[Stored dataset items]
=====

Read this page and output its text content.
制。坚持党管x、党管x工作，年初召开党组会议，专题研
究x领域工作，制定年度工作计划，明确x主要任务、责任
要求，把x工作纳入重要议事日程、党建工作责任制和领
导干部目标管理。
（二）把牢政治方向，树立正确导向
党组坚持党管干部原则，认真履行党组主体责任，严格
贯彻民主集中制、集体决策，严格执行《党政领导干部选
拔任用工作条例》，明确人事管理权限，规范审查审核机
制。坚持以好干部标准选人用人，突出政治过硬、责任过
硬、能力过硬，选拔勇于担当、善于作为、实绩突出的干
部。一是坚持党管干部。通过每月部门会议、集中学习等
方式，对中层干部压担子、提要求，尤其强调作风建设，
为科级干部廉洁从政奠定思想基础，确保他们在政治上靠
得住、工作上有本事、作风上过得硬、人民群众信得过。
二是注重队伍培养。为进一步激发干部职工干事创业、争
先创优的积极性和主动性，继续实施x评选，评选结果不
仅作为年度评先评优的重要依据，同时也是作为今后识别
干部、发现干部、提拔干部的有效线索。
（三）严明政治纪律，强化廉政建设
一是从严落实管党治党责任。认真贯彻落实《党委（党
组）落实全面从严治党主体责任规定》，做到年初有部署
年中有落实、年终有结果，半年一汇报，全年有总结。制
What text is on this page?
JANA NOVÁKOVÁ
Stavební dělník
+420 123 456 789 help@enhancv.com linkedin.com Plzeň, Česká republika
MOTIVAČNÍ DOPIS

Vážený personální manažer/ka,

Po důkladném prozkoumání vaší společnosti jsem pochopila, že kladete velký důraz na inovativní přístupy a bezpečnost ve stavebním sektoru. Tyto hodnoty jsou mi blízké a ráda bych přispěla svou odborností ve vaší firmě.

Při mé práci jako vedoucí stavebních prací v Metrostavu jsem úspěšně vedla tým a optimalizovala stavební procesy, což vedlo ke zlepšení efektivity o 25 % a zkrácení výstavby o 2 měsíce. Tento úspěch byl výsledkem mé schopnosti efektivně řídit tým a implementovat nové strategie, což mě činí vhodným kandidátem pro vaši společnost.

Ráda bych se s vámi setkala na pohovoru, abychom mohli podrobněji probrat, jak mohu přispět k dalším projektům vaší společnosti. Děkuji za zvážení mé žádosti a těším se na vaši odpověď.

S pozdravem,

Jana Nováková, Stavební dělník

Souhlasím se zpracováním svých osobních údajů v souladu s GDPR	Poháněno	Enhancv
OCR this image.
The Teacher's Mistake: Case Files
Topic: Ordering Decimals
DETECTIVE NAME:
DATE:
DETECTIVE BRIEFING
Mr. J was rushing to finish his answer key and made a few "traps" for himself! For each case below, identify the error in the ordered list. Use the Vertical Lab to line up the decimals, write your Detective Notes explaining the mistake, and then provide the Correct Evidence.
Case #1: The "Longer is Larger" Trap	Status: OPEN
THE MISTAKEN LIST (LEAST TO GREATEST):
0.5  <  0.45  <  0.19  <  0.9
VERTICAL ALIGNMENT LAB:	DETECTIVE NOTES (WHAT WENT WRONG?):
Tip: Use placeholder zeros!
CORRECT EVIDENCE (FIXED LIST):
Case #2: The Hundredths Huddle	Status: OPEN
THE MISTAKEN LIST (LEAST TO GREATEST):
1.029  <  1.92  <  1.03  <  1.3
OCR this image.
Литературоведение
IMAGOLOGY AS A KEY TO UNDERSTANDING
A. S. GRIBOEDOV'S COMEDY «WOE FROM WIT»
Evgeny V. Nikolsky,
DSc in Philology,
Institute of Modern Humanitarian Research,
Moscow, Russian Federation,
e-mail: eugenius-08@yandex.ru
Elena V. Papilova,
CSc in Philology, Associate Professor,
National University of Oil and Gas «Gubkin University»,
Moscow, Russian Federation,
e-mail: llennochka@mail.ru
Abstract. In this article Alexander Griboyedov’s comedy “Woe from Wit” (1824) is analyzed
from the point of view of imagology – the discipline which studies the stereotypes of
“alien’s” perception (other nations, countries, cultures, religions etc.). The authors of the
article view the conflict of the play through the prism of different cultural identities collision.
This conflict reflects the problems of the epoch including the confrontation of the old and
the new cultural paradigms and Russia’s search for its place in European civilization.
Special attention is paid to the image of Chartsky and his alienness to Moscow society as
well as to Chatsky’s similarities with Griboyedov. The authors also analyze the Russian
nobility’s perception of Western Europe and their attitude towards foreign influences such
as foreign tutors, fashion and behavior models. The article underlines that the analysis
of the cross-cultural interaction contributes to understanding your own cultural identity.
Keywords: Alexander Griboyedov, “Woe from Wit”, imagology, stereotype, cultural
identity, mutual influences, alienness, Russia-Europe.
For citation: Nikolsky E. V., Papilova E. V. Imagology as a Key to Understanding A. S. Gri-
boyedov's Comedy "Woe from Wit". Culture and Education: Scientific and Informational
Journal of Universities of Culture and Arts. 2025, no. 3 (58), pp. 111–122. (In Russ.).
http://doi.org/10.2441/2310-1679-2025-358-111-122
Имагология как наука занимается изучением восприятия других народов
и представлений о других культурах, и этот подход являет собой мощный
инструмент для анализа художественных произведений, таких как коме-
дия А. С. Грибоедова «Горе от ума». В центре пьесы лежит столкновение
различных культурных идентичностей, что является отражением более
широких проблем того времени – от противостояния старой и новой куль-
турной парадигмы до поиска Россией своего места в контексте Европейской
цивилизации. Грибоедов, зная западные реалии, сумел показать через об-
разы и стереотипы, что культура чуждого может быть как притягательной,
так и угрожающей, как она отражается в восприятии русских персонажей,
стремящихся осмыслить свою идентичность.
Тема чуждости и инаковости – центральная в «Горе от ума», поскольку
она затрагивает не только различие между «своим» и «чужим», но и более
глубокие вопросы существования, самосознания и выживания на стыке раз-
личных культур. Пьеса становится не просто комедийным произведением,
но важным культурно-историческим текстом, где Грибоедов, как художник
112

=====

**STATED TASK:**
For each line in the data above that contains the string "Philology", extract the line.

**THE REPLY:**
DSc in Philology,
CSc in Philology, Associate Professor,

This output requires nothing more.